Order matters: install the recorder before calling
WorkerBuilder::build. Metrics emitted before a recorder is installed are silently dropped by themetricsfacade.
Histogram Bucket Configuration
The default PrometheusBuilder buckets are designed for HTTP request latencies and may not suit background job workloads. Use set_buckets_for_metric with a Matcher to override them for Apalis metrics:
PrometheusBuilder::new()
.set_buckets_for_metric(
Matcher::Prefix("task".to_string()), // matches tasks_total and task_duration_seconds
&[0.005, 0.01, 0.05, 0.1, 0.5, 1.0, 5.0, 10.0, 30.0, 60.0, 300.0],
)
.expect("Could not configure buckets")
.install_recorder()
.expect("Could not install recorder")Adjust bucket boundaries to match your job latency distribution. If most jobs complete in under a second but some run for minutes, include both fine-grained sub-second buckets and coarse multi-minute ones.
Combining with Tracing and OpenTelemetry
PrometheusLayer and TraceLayer are independent Tower layers and compose freely. Add both to the same worker to get traces and Prometheus metrics simultaneously:
use apalis::layers::tracing::TraceLayer;
use apalis::layers::prometheus::PrometheusLayer;
let worker = WorkerBuilder::new("tasty-banana")

[Recorded data]
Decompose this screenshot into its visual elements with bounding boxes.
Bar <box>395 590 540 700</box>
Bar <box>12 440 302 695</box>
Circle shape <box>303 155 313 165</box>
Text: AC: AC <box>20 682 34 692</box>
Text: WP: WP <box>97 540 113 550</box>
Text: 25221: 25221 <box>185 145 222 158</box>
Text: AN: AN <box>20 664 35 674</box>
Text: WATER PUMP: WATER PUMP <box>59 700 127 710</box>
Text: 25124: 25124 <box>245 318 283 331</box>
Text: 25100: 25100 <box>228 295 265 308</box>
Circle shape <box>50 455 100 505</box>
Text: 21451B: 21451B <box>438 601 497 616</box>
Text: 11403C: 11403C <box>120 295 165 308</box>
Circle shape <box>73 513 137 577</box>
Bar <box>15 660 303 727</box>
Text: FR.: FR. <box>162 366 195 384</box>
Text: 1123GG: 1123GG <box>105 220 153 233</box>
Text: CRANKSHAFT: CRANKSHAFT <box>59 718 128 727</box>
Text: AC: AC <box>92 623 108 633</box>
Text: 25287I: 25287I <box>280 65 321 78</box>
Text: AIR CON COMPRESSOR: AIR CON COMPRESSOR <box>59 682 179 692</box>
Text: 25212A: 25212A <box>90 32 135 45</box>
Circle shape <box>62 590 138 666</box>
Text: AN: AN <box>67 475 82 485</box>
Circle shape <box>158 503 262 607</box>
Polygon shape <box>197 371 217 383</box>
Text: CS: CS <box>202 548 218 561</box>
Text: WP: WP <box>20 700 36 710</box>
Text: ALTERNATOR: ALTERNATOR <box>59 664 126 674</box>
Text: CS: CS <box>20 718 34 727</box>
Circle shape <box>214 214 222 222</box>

[Work instruction 1]
In the Apalis metrics text, what were the default PrometheusBuilder buckets designed for?
[Work instruction 2]
Rewrite the Apalis metrics text, starting at "Order matters: install" and ending at "dropped by themetricsfacade.", with "silently dropped" changed to "quietly discarded".

[Response box 1]
HTTP request latencies.

[Response box 2]
Order matters: install the recorder before calling
WorkerBuilder::build. Metrics emitted before a recorder is installed are quietly discarded by themetricsfacade.